#### [Objective]
Strip the pictures and reproduce the rest of the listing exactly.

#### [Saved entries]
________________
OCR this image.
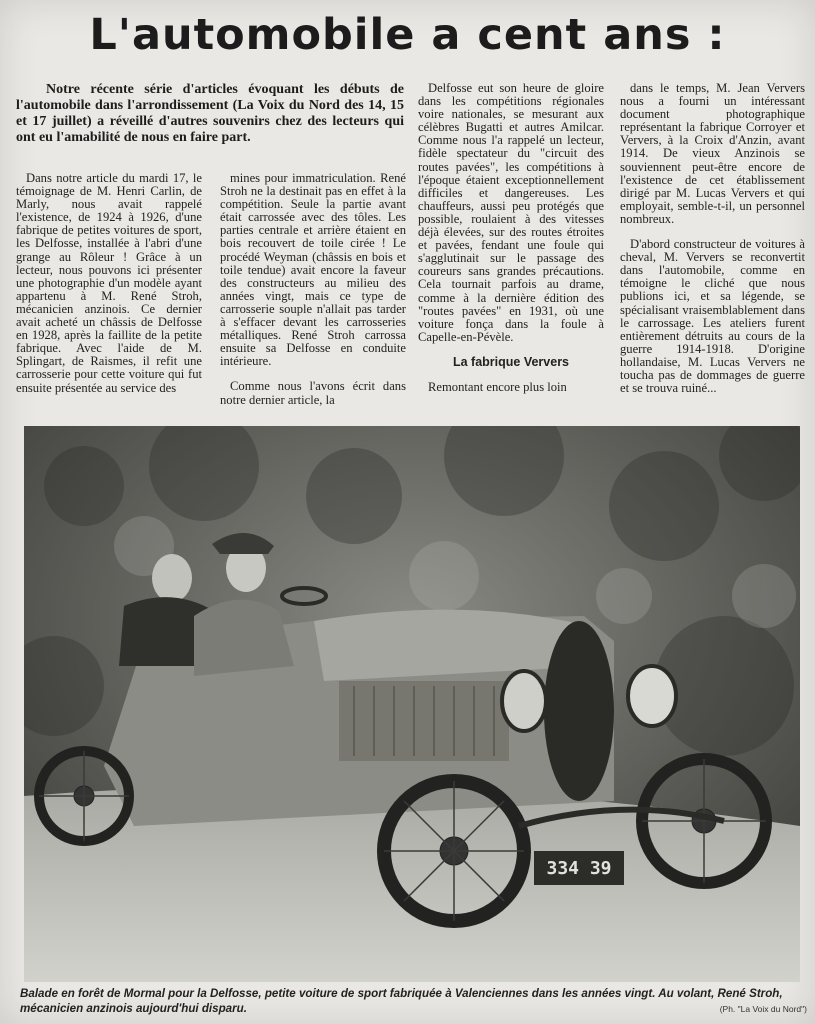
L'automobile a cent ans :

Notre récente série d'articles évoquant les débuts de l'automobile dans l'arrondissement (La Voix du Nord des 14, 15 et 17 juillet) a réveillé d'autres souvenirs chez des lecteurs qui ont eu l'amabilité de nous en faire part.

Dans notre article du mardi 17, le témoignage de M. Henri Carlin, de Marly, nous avait rappelé l'existence, de 1924 à 1926, d'une fabrique de petites voitures de sport, les Delfosse, installée à l'abri d'une grange au Rôleur ! Grâce à un lecteur, nous pouvons ici présenter une photographie d'un modèle ayant appartenu à M. René Stroh, mécanicien anzinois. Ce dernier avait acheté un châssis de Delfosse en 1928, après la faillite de la petite fabrique. Avec l'aide de M. Splingart, de Raismes, il refit une carrosserie pour cette voiture qui fut ensuite présentée au service des

mines pour immatriculation. René Stroh ne la destinait pas en effet à la compétition. Seule la partie avant était carrossée avec des tôles. Les parties centrale et arrière étaient en bois recouvert de toile cirée ! Le procédé Weyman (châssis en bois et toile tendue) avait encore la faveur des constructeurs au milieu des années vingt, mais ce type de carrosserie souple n'allait pas tarder à s'effacer devant les carrosseries métalliques. René Stroh carrossa ensuite sa Delfosse en conduite intérieure.

Comme nous l'avons écrit dans notre dernier article, la

Delfosse eut son heure de gloire dans les compétitions régionales voire nationales, se mesurant aux célèbres Bugatti et autres Amilcar. Comme nous l'a rappelé un lecteur, fidèle spectateur du "circuit des routes pavées", les compétitions à l'époque étaient exceptionnellement difficiles et dangereuses. Les chauffeurs, aussi peu protégés que possible, roulaient à des vitesses déjà élevées, sur des routes étroites et pavées, fendant une foule qui s'agglutinait sur le passage des coureurs sans grandes précautions. Cela tournait parfois au drame, comme à la dernière édition des "routes pavées" en 1931, où une voiture fonça dans la foule à Capelle-en-Pévèle.

La fabrique Ververs

Remontant encore plus loin

dans le temps, M. Jean Ververs nous a fourni un intéressant document photographique représentant la fabrique Corroyer et Ververs, à la Croix d'Anzin, avant 1914. De vieux Anzinois se souviennent peut-être encore de l'existence de cet établissement dirigé par M. Lucas Ververs et qui employait, semble-t-il, un personnel nombreux.

D'abord constructeur de voitures à cheval, M. Ververs se reconvertit dans l'automobile, comme en témoigne le cliché que nous publions ici, et sa légende, se spécialisant vraisemblablement dans le carrossage. Les ateliers furent entièrement détruits au cours de la guerre 1914-1918. D'origine hollandaise, M. Lucas Ververs ne toucha pas de dommages de guerre et se trouva ruiné...

334 39

Balade en forêt de Mormal pour la Delfosse, petite voiture de sport fabriquée à Valenciennes dans les années vingt. Au volant, René Stroh, mécanicien anzinois aujourd'hui disparu.	(Ph. "La Voix du Nord")
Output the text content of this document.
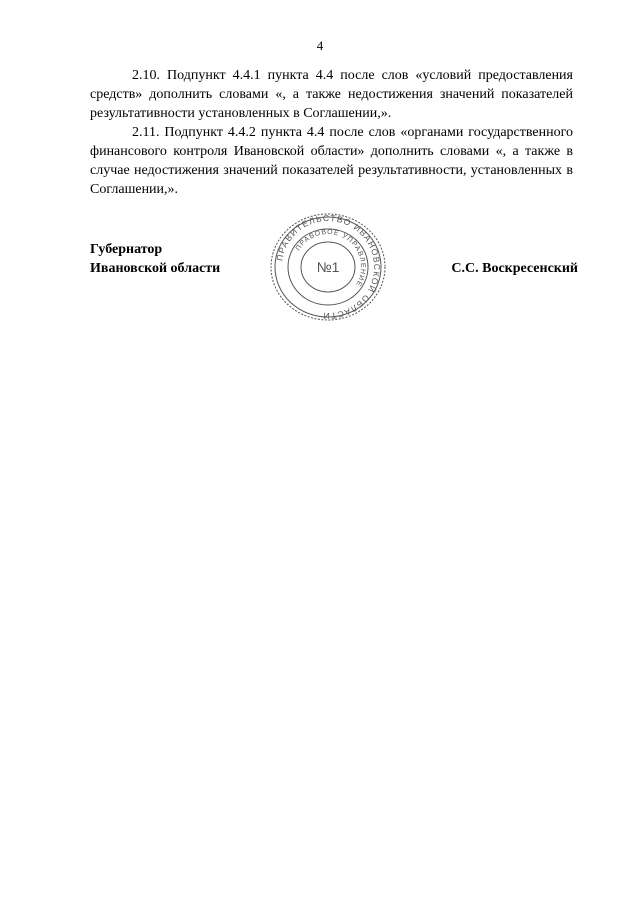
4

2.10. Подпункт 4.4.1 пункта 4.4 после слов «условий предоставления средств» дополнить словами «, а также недостижения значений показателей результативности установленных в Соглашении,».

2.11. Подпункт 4.4.2 пункта 4.4 после слов «органами государственного финансового контроля Ивановской области» дополнить словами «, а также в случае недостижения значений показателей результативности, установленных в Соглашении,».

Губернатор
Ивановской области	С.С. Воскресенский
ПРАВИТЕЛЬСТВО ИВАНОВСКОЙ ОБЛАСТИ
ПРАВОВОЕ УПРАВЛЕНИЕ
№1
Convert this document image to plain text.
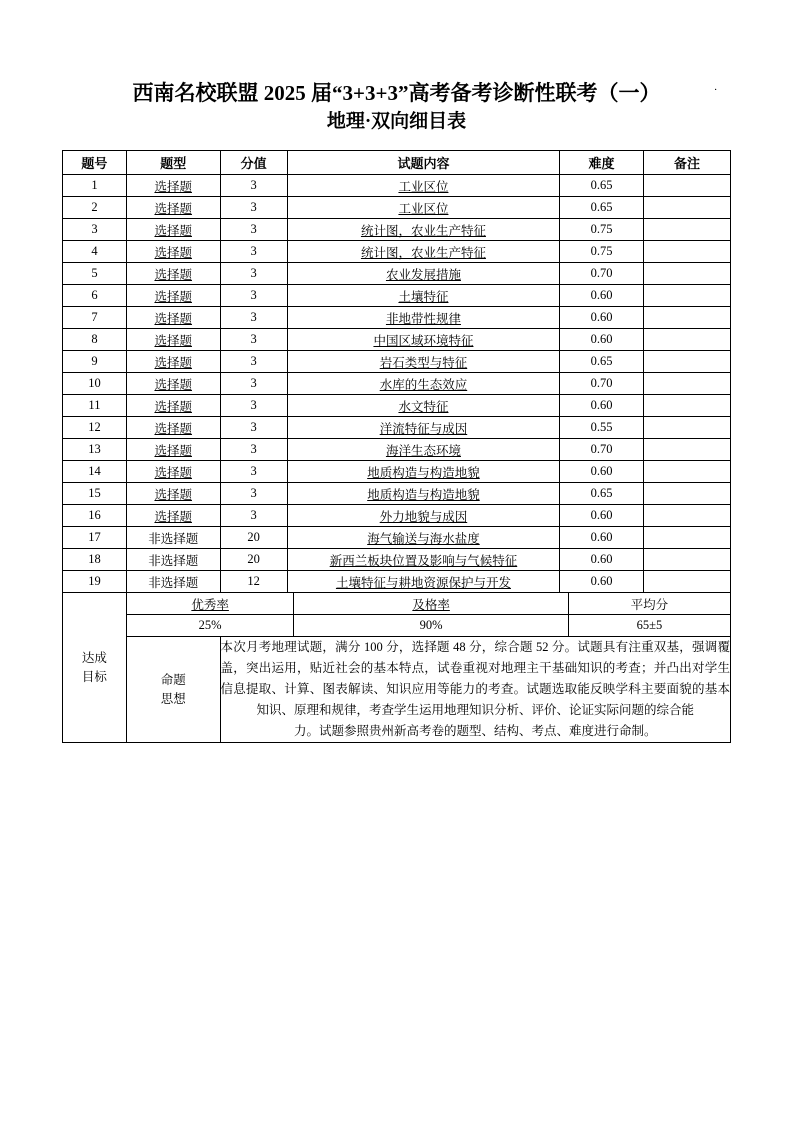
.
西南名校联盟 2025 届“3+3+3”高考备考诊断性联考（一）
地理·双向细目表
题号	题型	分值	试题内容	难度	备注
1	选择题	3	工业区位	0.65	
2	选择题	3	工业区位	0.65	
3	选择题	3	统计图，农业生产特征	0.75	
4	选择题	3	统计图，农业生产特征	0.75	
5	选择题	3	农业发展措施	0.70	
6	选择题	3	土壤特征	0.60	
7	选择题	3	非地带性规律	0.60	
8	选择题	3	中国区域环境特征	0.60	
9	选择题	3	岩石类型与特征	0.65	
10	选择题	3	水库的生态效应	0.70	
11	选择题	3	水文特征	0.60	
12	选择题	3	洋流特征与成因	0.55	
13	选择题	3	海洋生态环境	0.70	
14	选择题	3	地质构造与构造地貌	0.60	
15	选择题	3	地质构造与构造地貌	0.65	
16	选择题	3	外力地貌与成因	0.60	
17	非选择题	20	海气输送与海水盐度	0.60	
18	非选择题	20	新西兰板块位置及影响与气候特征	0.60	
19	非选择题	12	土壤特征与耕地资源保护与开发	0.60	

达成
目标

优秀率	及格率	平均分
25%	90%	65±5

命题
思想

本次月考地理试题，满分 100 分，选择题 48 分，综合题 52 分。试题具有注重双基，强调覆盖，突出运用，贴近社会的基本特点，试卷重视对地理主干基础知识的考查；并凸出对学生信息提取、计算、图表解读、知识应用等能力的考查。试题选取能反映学科主要面貌的基本知识、原理和规律，考查学生运用地理知识分析、评价、论证实际问题的综合能

力。试题参照贵州新高考卷的题型、结构、考点、难度进行命制。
________________
#### [Reply to the exercise]
OCR this image.
L'automobile a cent ans :

Notre récente série d'articles évoquant les débuts de l'automobile dans l'arrondissement (La Voix du Nord des 14, 15 et 17 juillet) a réveillé d'autres souvenirs chez des lecteurs qui ont eu l'amabilité de nous en faire part.

Dans notre article du mardi 17, le témoignage de M. Henri Carlin, de Marly, nous avait rappelé l'existence, de 1924 à 1926, d'une fabrique de petites voitures de sport, les Delfosse, installée à l'abri d'une grange au Rôleur ! Grâce à un lecteur, nous pouvons ici présenter une photographie d'un modèle ayant appartenu à M. René Stroh, mécanicien anzinois. Ce dernier avait acheté un châssis de Delfosse en 1928, après la faillite de la petite fabrique. Avec l'aide de M. Splingart, de Raismes, il refit une carrosserie pour cette voiture qui fut ensuite présentée au service des

mines pour immatriculation. René Stroh ne la destinait pas en effet à la compétition. Seule la partie avant était carrossée avec des tôles. Les parties centrale et arrière étaient en bois recouvert de toile cirée ! Le procédé Weyman (châssis en bois et toile tendue) avait encore la faveur des constructeurs au milieu des années vingt, mais ce type de carrosserie souple n'allait pas tarder à s'effacer devant les carrosseries métalliques. René Stroh carrossa ensuite sa Delfosse en conduite intérieure.

Comme nous l'avons écrit dans notre dernier article, la

Delfosse eut son heure de gloire dans les compétitions régionales voire nationales, se mesurant aux célèbres Bugatti et autres Amilcar. Comme nous l'a rappelé un lecteur, fidèle spectateur du "circuit des routes pavées", les compétitions à l'époque étaient exceptionnellement difficiles et dangereuses. Les chauffeurs, aussi peu protégés que possible, roulaient à des vitesses déjà élevées, sur des routes étroites et pavées, fendant une foule qui s'agglutinait sur le passage des coureurs sans grandes précautions. Cela tournait parfois au drame, comme à la dernière édition des "routes pavées" en 1931, où une voiture fonça dans la foule à Capelle-en-Pévèle.

La fabrique Ververs

Remontant encore plus loin

dans le temps, M. Jean Ververs nous a fourni un intéressant document photographique représentant la fabrique Corroyer et Ververs, à la Croix d'Anzin, avant 1914. De vieux Anzinois se souviennent peut-être encore de l'existence de cet établissement dirigé par M. Lucas Ververs et qui employait, semble-t-il, un personnel nombreux.

D'abord constructeur de voitures à cheval, M. Ververs se reconvertit dans l'automobile, comme en témoigne le cliché que nous publions ici, et sa légende, se spécialisant vraisemblablement dans le carrossage. Les ateliers furent entièrement détruits au cours de la guerre 1914-1918. D'origine hollandaise, M. Lucas Ververs ne toucha pas de dommages de guerre et se trouva ruiné...

334 39

Balade en forêt de Mormal pour la Delfosse, petite voiture de sport fabriquée à Valenciennes dans les années vingt. Au volant, René Stroh, mécanicien anzinois aujourd'hui disparu.	(Ph. "La Voix du Nord")
Output the text content of this document.
4

2.10. Подпункт 4.4.1 пункта 4.4 после слов «условий предоставления средств» дополнить словами «, а также недостижения значений показателей результативности установленных в Соглашении,».

2.11. Подпункт 4.4.2 пункта 4.4 после слов «органами государственного финансового контроля Ивановской области» дополнить словами «, а также в случае недостижения значений показателей результативности, установленных в Соглашении,».

Губернатор
Ивановской области	С.С. Воскресенский
ПРАВИТЕЛЬСТВО ИВАНОВСКОЙ ОБЛАСТИ
ПРАВОВОЕ УПРАВЛЕНИЕ
№1
Convert this document image to plain text.
.
西南名校联盟 2025 届“3+3+3”高考备考诊断性联考（一）
地理·双向细目表
题号	题型	分值	试题内容	难度	备注
1	选择题	3	工业区位	0.65	
2	选择题	3	工业区位	0.65	
3	选择题	3	统计图，农业生产特征	0.75	
4	选择题	3	统计图，农业生产特征	0.75	
5	选择题	3	农业发展措施	0.70	
6	选择题	3	土壤特征	0.60	
7	选择题	3	非地带性规律	0.60	
8	选择题	3	中国区域环境特征	0.60	
9	选择题	3	岩石类型与特征	0.65	
10	选择题	3	水库的生态效应	0.70	
11	选择题	3	水文特征	0.60	
12	选择题	3	洋流特征与成因	0.55	
13	选择题	3	海洋生态环境	0.70	
14	选择题	3	地质构造与构造地貌	0.60	
15	选择题	3	地质构造与构造地貌	0.65	
16	选择题	3	外力地貌与成因	0.60	
17	非选择题	20	海气输送与海水盐度	0.60	
18	非选择题	20	新西兰板块位置及影响与气候特征	0.60	
19	非选择题	12	土壤特征与耕地资源保护与开发	0.60	

达成
目标

优秀率	及格率	平均分
25%	90%	65±5

命题
思想

本次月考地理试题，满分 100 分，选择题 48 分，综合题 52 分。试题具有注重双基，强调覆盖，突出运用，贴近社会的基本特点，试卷重视对地理主干基础知识的考查；并凸出对学生信息提取、计算、图表解读、知识应用等能力的考查。试题选取能反映学科主要面貌的基本知识、原理和规律，考查学生运用地理知识分析、评价、论证实际问题的综合能

力。试题参照贵州新高考卷的题型、结构、考点、难度进行命制。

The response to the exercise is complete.